#### Objective
Omit every image, and transcribe the remaining entries exactly as given.

#### Task input
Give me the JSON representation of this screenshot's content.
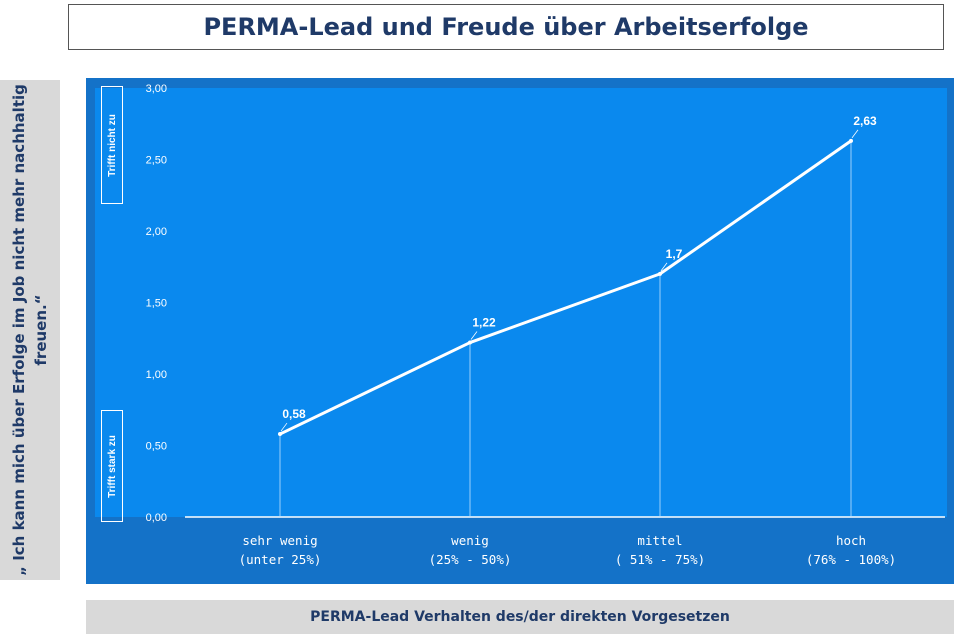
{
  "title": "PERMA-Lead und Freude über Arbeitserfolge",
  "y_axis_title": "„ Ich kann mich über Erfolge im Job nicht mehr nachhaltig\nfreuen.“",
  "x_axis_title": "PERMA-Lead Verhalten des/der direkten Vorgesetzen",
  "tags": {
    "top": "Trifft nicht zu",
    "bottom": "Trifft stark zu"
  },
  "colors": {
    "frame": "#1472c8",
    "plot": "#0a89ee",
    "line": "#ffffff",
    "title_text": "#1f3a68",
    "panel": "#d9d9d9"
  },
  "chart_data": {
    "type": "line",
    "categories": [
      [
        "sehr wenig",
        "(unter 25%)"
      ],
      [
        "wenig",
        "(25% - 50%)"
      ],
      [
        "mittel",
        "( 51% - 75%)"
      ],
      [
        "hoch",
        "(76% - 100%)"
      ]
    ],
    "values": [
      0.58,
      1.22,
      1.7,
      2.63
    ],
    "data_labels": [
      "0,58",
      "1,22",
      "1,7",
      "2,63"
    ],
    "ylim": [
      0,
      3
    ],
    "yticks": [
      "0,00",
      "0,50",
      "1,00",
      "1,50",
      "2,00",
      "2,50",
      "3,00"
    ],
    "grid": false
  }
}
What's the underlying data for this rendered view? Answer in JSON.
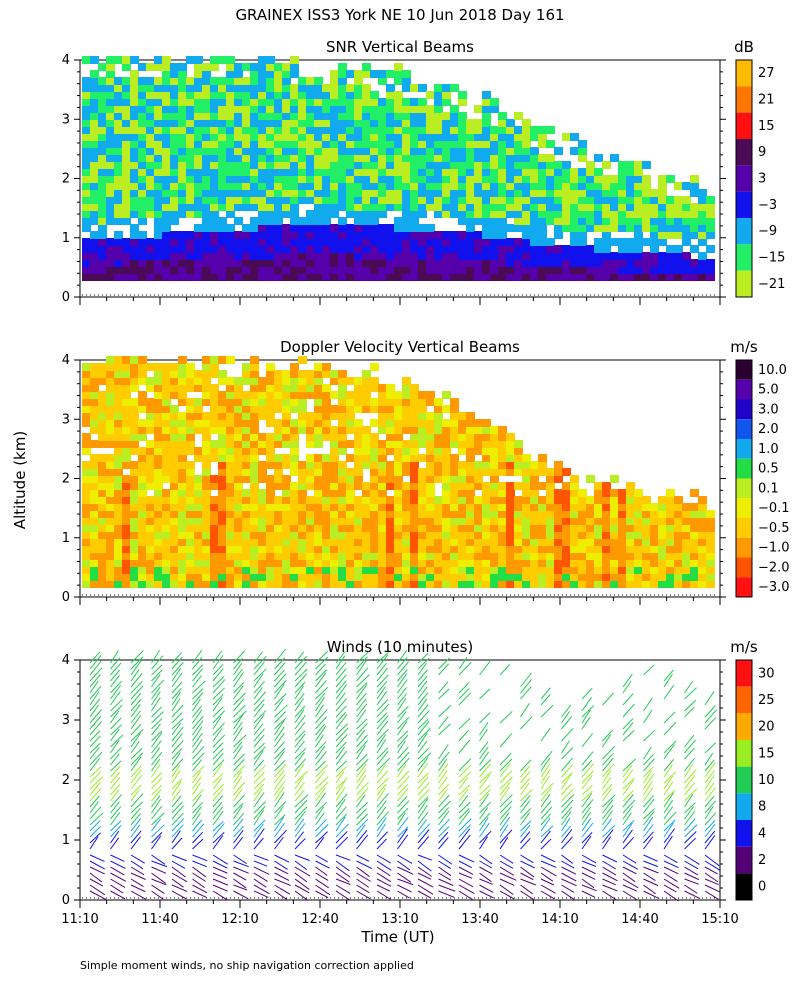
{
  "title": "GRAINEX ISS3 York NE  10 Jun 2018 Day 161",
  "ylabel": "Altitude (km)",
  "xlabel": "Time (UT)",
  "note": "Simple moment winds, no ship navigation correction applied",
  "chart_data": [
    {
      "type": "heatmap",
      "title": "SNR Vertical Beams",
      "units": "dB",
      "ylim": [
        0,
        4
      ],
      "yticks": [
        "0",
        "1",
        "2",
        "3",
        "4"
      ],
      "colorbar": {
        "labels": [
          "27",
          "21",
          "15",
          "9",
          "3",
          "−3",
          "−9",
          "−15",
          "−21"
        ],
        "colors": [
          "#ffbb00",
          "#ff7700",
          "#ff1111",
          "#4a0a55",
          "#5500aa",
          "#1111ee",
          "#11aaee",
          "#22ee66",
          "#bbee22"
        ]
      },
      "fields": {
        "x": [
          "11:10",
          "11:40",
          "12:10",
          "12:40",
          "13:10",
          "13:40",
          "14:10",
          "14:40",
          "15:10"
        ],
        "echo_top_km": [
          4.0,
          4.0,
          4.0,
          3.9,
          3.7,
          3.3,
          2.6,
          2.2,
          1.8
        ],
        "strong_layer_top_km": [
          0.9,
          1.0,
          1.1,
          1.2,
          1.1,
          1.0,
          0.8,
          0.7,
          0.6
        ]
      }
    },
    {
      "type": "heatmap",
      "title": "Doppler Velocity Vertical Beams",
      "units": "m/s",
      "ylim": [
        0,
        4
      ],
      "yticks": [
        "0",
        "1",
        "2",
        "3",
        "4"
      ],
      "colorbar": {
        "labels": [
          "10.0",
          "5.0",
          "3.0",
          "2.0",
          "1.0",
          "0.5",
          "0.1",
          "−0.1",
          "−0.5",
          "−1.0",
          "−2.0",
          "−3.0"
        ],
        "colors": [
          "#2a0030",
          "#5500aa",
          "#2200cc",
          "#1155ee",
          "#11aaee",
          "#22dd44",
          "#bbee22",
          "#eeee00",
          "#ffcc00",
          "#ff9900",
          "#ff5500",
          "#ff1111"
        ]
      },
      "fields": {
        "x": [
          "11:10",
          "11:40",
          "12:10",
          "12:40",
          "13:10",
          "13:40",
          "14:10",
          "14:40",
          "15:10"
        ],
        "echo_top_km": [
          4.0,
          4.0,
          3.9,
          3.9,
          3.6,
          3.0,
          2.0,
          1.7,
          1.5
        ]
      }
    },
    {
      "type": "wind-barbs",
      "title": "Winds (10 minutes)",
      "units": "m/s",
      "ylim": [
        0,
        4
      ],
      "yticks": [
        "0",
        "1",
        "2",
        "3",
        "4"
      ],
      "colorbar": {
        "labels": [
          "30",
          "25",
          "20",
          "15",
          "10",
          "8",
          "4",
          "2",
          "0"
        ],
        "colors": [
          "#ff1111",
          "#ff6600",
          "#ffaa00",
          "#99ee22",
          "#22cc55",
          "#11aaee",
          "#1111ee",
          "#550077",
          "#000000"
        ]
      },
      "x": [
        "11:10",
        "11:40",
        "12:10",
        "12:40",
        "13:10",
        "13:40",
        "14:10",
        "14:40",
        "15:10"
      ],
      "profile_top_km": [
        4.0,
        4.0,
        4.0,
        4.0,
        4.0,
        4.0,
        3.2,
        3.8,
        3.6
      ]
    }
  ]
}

#### Expected output
Give me the JSON representation of this screenshot's content.
{
  "title": "PERMA-Lead und Freude über Arbeitserfolge",
  "y_axis_title": "„ Ich kann mich über Erfolge im Job nicht mehr nachhaltig\nfreuen.“",
  "x_axis_title": "PERMA-Lead Verhalten des/der direkten Vorgesetzen",
  "tags": {
    "top": "Trifft nicht zu",
    "bottom": "Trifft stark zu"
  },
  "colors": {
    "frame": "#1472c8",
    "plot": "#0a89ee",
    "line": "#ffffff",
    "title_text": "#1f3a68",
    "panel": "#d9d9d9"
  },
  "chart_data": {
    "type": "line",
    "categories": [
      [
        "sehr wenig",
        "(unter 25%)"
      ],
      [
        "wenig",
        "(25% - 50%)"
      ],
      [
        "mittel",
        "( 51% - 75%)"
      ],
      [
        "hoch",
        "(76% - 100%)"
      ]
    ],
    "values": [
      0.58,
      1.22,
      1.7,
      2.63
    ],
    "data_labels": [
      "0,58",
      "1,22",
      "1,7",
      "2,63"
    ],
    "ylim": [
      0,
      3
    ],
    "yticks": [
      "0,00",
      "0,50",
      "1,00",
      "1,50",
      "2,00",
      "2,50",
      "3,00"
    ],
    "grid": false
  }
}
What's the underlying data for this rendered view? Answer in JSON.
{
  "title": "GRAINEX ISS3 York NE  10 Jun 2018 Day 161",
  "ylabel": "Altitude (km)",
  "xlabel": "Time (UT)",
  "note": "Simple moment winds, no ship navigation correction applied",
  "chart_data": [
    {
      "type": "heatmap",
      "title": "SNR Vertical Beams",
      "units": "dB",
      "ylim": [
        0,
        4
      ],
      "yticks": [
        "0",
        "1",
        "2",
        "3",
        "4"
      ],
      "colorbar": {
        "labels": [
          "27",
          "21",
          "15",
          "9",
          "3",
          "−3",
          "−9",
          "−15",
          "−21"
        ],
        "colors": [
          "#ffbb00",
          "#ff7700",
          "#ff1111",
          "#4a0a55",
          "#5500aa",
          "#1111ee",
          "#11aaee",
          "#22ee66",
          "#bbee22"
        ]
      },
      "fields": {
        "x": [
          "11:10",
          "11:40",
          "12:10",
          "12:40",
          "13:10",
          "13:40",
          "14:10",
          "14:40",
          "15:10"
        ],
        "echo_top_km": [
          4.0,
          4.0,
          4.0,
          3.9,
          3.7,
          3.3,
          2.6,
          2.2,
          1.8
        ],
        "strong_layer_top_km": [
          0.9,
          1.0,
          1.1,
          1.2,
          1.1,
          1.0,
          0.8,
          0.7,
          0.6
        ]
      }
    },
    {
      "type": "heatmap",
      "title": "Doppler Velocity Vertical Beams",
      "units": "m/s",
      "ylim": [
        0,
        4
      ],
      "yticks": [
        "0",
        "1",
        "2",
        "3",
        "4"
      ],
      "colorbar": {
        "labels": [
          "10.0",
          "5.0",
          "3.0",
          "2.0",
          "1.0",
          "0.5",
          "0.1",
          "−0.1",
          "−0.5",
          "−1.0",
          "−2.0",
          "−3.0"
        ],
        "colors": [
          "#2a0030",
          "#5500aa",
          "#2200cc",
          "#1155ee",
          "#11aaee",
          "#22dd44",
          "#bbee22",
          "#eeee00",
          "#ffcc00",
          "#ff9900",
          "#ff5500",
          "#ff1111"
        ]
      },
      "fields": {
        "x": [
          "11:10",
          "11:40",
          "12:10",
          "12:40",
          "13:10",
          "13:40",
          "14:10",
          "14:40",
          "15:10"
        ],
        "echo_top_km": [
          4.0,
          4.0,
          3.9,
          3.9,
          3.6,
          3.0,
          2.0,
          1.7,
          1.5
        ]
      }
    },
    {
      "type": "wind-barbs",
      "title": "Winds (10 minutes)",
      "units": "m/s",
      "ylim": [
        0,
        4
      ],
      "yticks": [
        "0",
        "1",
        "2",
        "3",
        "4"
      ],
      "colorbar": {
        "labels": [
          "30",
          "25",
          "20",
          "15",
          "10",
          "8",
          "4",
          "2",
          "0"
        ],
        "colors": [
          "#ff1111",
          "#ff6600",
          "#ffaa00",
          "#99ee22",
          "#22cc55",
          "#11aaee",
          "#1111ee",
          "#550077",
          "#000000"
        ]
      },
      "x": [
        "11:10",
        "11:40",
        "12:10",
        "12:40",
        "13:10",
        "13:40",
        "14:10",
        "14:40",
        "15:10"
      ],
      "profile_top_km": [
        4.0,
        4.0,
        4.0,
        4.0,
        4.0,
        4.0,
        3.2,
        3.8,
        3.6
      ]
    }
  ]
}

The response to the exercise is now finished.